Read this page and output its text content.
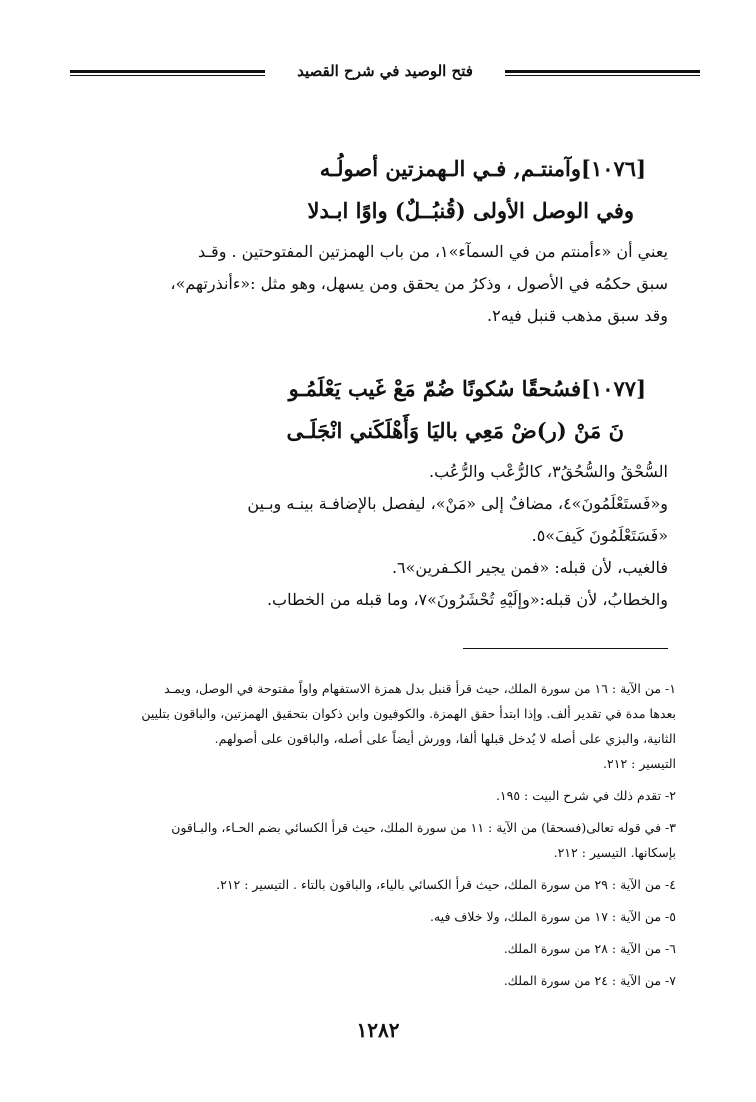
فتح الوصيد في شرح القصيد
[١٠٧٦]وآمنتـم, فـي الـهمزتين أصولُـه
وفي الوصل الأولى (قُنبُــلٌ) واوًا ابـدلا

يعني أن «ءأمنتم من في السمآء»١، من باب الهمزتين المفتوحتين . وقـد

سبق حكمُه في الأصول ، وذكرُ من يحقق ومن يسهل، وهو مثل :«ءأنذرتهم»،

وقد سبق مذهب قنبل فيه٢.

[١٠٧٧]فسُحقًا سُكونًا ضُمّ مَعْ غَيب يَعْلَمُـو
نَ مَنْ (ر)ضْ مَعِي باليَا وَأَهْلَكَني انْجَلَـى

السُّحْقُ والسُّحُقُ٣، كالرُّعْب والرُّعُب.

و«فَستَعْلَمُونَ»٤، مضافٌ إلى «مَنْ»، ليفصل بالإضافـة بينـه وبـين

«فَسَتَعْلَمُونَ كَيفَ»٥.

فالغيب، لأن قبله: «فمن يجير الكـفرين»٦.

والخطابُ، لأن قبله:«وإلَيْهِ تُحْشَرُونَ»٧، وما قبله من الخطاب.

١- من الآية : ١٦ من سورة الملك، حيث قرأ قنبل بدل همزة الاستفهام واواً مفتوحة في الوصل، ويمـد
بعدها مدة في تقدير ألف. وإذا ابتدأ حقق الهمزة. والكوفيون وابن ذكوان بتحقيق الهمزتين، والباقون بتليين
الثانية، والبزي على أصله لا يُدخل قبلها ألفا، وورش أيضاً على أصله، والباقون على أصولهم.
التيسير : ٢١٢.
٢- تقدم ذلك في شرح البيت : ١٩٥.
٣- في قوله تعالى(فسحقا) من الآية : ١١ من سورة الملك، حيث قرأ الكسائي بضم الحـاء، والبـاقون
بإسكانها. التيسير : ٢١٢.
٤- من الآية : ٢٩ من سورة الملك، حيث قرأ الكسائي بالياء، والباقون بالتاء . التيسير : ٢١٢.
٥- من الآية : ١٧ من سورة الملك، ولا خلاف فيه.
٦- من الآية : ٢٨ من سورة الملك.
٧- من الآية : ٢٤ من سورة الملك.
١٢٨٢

==

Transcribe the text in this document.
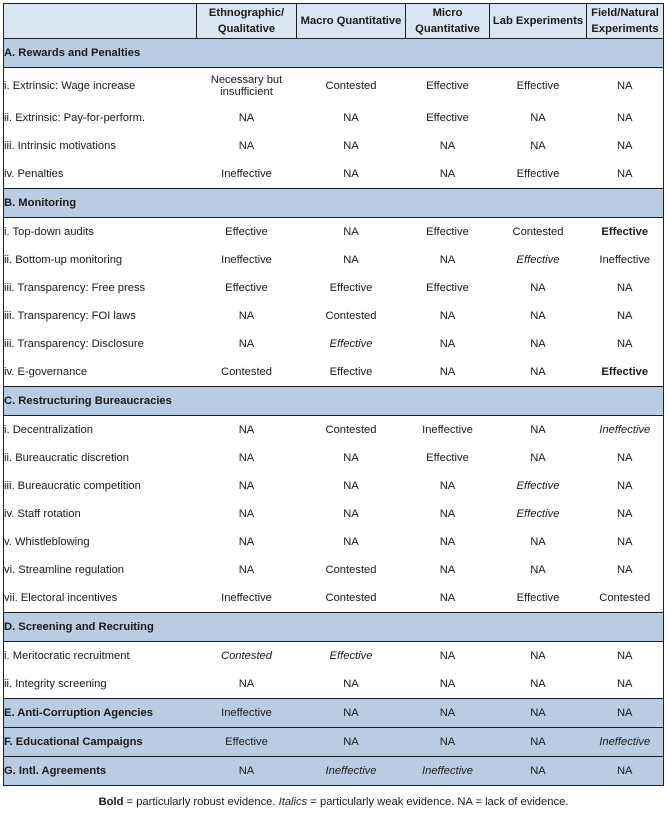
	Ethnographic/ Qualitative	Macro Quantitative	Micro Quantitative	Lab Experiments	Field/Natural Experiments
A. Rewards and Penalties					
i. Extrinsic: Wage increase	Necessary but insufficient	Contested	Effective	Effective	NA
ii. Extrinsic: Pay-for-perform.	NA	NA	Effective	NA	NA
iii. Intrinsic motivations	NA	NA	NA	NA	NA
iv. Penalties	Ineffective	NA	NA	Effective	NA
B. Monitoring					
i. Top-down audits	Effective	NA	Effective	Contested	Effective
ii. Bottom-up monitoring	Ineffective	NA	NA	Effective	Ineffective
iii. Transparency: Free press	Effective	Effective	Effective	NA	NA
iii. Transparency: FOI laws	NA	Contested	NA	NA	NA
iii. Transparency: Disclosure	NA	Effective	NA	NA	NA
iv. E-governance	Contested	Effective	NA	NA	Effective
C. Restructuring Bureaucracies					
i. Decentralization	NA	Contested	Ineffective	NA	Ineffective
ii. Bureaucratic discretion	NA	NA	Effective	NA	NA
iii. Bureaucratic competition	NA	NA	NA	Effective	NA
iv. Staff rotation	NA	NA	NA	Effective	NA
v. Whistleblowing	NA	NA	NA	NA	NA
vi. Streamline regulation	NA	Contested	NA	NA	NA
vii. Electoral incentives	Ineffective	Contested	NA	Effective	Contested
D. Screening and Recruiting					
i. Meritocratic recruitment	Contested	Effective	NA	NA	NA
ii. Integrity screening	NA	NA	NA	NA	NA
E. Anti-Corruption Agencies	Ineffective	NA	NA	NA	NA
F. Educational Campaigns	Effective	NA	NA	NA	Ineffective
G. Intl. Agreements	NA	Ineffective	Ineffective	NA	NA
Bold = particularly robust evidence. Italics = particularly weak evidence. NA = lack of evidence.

> **Given exercise**: Count how many lines contain "الكسائي" and give only that count.

> **Response to the exercise**: 2